## [GOAL OF THE EXERCISE]
Go over the entries below line by line, copying each one that contains the word "DBCPc".

_ _ _

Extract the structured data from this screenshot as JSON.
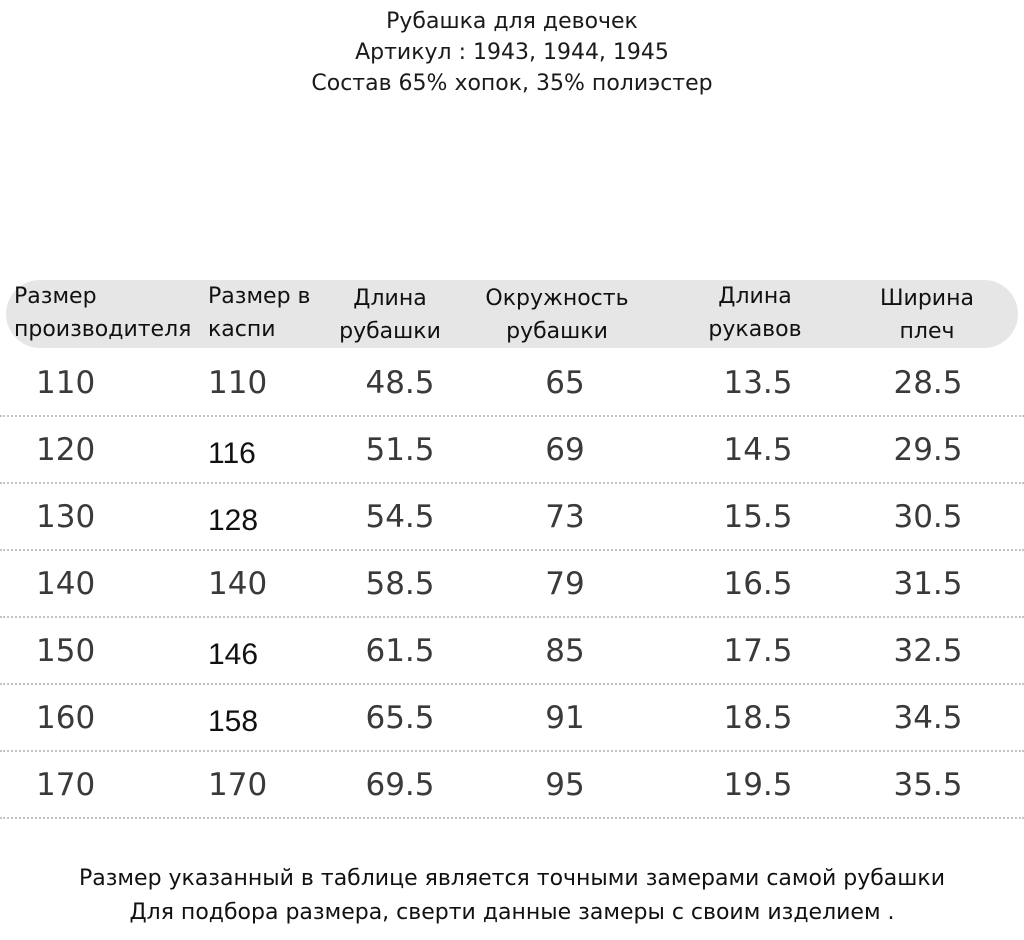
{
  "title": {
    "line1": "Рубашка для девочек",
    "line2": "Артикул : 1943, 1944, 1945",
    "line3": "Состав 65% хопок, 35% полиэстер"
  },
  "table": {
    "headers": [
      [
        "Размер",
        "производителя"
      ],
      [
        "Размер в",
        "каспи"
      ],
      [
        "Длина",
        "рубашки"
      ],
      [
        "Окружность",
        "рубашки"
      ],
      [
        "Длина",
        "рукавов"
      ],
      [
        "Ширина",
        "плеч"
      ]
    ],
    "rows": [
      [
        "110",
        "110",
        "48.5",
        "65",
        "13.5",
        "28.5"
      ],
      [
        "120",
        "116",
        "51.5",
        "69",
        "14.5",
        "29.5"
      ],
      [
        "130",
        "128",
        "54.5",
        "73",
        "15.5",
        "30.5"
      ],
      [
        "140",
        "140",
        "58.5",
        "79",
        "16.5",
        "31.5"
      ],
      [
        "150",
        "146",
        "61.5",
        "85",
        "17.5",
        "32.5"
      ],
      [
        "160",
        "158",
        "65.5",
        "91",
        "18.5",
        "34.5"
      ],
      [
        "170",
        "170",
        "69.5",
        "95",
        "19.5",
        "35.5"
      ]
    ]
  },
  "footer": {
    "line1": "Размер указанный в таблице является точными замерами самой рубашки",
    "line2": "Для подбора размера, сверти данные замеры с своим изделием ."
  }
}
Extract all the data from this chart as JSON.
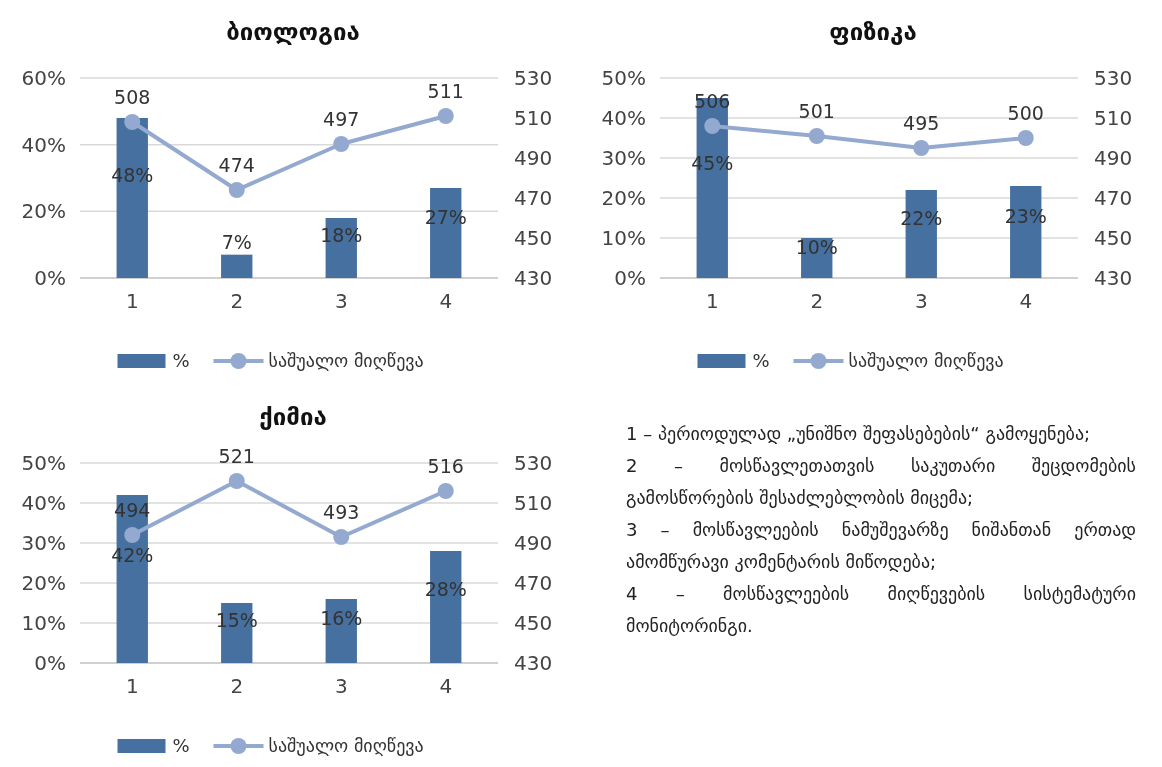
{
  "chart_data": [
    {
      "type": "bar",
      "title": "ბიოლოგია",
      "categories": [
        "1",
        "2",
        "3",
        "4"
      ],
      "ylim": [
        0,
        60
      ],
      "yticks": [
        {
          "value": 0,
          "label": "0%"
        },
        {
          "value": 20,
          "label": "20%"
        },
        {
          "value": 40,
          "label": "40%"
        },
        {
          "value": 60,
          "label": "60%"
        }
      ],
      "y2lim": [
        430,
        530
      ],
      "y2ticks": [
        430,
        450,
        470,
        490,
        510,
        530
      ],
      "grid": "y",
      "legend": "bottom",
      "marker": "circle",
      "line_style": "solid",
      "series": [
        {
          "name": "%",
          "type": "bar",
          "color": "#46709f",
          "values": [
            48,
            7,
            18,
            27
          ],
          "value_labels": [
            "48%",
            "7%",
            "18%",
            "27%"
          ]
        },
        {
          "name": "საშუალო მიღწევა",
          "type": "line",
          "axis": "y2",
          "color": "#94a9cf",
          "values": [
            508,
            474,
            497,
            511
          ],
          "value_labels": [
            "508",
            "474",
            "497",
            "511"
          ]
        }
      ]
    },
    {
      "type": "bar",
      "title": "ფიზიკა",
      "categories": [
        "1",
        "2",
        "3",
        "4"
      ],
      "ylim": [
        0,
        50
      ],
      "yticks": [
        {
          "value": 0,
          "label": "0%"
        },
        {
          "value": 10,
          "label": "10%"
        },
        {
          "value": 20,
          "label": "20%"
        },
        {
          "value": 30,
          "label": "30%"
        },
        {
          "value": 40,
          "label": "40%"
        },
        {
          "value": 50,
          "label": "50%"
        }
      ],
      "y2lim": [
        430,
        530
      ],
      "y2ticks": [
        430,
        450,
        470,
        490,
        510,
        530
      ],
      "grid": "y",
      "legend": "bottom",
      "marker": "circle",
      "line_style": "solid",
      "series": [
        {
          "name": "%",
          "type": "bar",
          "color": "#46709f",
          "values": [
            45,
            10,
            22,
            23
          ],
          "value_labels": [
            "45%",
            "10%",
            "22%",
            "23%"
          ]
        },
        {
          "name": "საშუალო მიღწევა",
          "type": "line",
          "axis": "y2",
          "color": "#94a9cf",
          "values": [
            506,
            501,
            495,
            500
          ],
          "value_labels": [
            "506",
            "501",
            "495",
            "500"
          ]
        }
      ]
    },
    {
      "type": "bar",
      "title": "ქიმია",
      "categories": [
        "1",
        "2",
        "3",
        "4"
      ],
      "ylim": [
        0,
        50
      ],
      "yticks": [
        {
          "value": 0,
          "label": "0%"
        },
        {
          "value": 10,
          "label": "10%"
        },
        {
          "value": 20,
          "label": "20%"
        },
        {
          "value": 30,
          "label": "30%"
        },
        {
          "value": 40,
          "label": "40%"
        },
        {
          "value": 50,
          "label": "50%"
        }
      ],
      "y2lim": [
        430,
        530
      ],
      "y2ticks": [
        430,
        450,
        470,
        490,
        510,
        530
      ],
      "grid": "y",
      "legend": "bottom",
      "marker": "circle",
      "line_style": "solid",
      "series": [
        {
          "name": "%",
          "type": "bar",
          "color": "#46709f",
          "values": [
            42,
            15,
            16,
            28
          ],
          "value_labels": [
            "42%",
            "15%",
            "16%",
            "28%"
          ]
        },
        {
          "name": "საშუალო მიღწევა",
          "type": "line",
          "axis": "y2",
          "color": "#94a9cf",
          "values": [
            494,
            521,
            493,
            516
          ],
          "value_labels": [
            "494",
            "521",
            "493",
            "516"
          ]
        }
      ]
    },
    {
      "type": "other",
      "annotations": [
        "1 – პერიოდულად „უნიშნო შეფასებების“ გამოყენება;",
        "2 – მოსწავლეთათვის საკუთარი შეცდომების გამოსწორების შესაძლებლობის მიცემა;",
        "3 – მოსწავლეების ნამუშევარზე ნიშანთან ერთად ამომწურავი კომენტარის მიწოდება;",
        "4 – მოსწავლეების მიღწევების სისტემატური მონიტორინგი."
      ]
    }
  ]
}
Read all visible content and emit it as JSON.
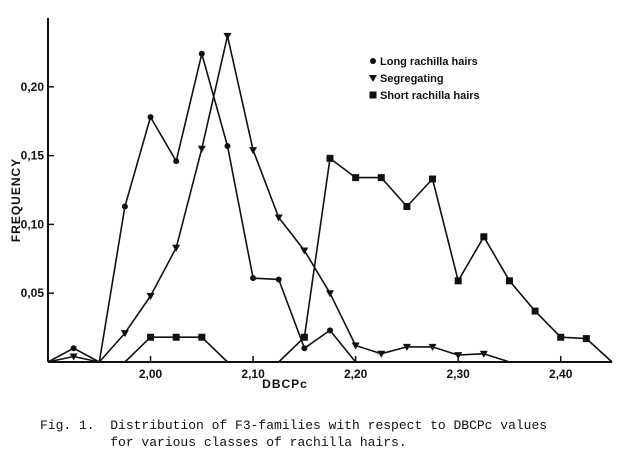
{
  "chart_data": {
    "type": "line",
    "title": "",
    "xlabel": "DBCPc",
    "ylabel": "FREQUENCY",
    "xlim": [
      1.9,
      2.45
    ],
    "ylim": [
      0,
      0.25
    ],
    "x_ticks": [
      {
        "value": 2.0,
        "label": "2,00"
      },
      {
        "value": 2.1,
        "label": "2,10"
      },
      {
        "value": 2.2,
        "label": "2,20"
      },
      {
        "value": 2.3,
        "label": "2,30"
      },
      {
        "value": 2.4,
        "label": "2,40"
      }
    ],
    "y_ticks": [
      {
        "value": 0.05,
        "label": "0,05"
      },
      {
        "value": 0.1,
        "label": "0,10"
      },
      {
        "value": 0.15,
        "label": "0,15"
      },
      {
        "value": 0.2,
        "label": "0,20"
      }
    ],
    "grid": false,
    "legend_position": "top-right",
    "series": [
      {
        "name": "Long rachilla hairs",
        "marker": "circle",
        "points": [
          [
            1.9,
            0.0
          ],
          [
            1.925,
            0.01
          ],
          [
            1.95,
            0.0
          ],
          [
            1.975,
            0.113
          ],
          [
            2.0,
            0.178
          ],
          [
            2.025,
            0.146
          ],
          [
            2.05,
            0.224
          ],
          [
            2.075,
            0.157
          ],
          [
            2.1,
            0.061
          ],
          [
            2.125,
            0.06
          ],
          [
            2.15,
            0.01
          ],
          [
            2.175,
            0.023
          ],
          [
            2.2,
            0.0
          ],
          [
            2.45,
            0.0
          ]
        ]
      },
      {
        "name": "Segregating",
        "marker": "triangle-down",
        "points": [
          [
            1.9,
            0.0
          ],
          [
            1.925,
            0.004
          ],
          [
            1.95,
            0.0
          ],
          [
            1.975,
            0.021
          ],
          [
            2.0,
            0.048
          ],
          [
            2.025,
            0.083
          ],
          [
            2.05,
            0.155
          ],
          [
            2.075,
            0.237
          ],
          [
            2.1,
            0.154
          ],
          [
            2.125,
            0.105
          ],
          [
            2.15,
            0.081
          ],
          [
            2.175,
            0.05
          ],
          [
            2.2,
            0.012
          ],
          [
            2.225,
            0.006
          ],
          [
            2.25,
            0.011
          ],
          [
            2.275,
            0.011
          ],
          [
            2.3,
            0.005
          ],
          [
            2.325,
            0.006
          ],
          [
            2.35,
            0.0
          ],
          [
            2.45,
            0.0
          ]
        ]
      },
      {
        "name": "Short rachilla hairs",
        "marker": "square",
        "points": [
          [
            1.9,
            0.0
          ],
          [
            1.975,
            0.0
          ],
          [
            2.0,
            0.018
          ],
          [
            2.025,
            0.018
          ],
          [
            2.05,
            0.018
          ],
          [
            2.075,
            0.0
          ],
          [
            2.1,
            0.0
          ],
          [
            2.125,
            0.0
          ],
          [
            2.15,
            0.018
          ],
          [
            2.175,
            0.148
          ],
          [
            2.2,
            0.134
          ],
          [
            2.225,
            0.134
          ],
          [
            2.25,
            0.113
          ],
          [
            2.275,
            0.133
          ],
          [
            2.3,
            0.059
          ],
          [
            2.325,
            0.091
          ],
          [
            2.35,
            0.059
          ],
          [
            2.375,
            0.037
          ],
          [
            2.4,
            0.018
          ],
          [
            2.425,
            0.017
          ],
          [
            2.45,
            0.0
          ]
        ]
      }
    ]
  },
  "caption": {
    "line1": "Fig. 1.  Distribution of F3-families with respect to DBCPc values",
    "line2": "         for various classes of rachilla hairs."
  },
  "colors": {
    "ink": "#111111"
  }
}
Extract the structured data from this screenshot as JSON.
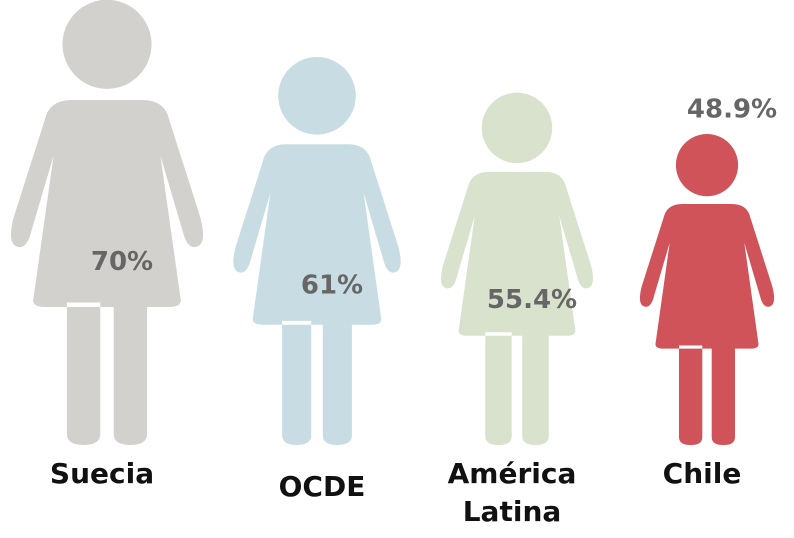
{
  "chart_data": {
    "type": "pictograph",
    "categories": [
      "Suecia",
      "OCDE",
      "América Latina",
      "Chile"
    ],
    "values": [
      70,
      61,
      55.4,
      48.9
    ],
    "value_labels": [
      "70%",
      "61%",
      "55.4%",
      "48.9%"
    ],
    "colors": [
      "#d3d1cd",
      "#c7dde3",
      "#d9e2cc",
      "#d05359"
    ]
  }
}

_ _ _

## [RESULT]
    "xlabel": "DBCPc",
    "line1": "Fig. 1.  Distribution of F3-families with respect to DBCPc values",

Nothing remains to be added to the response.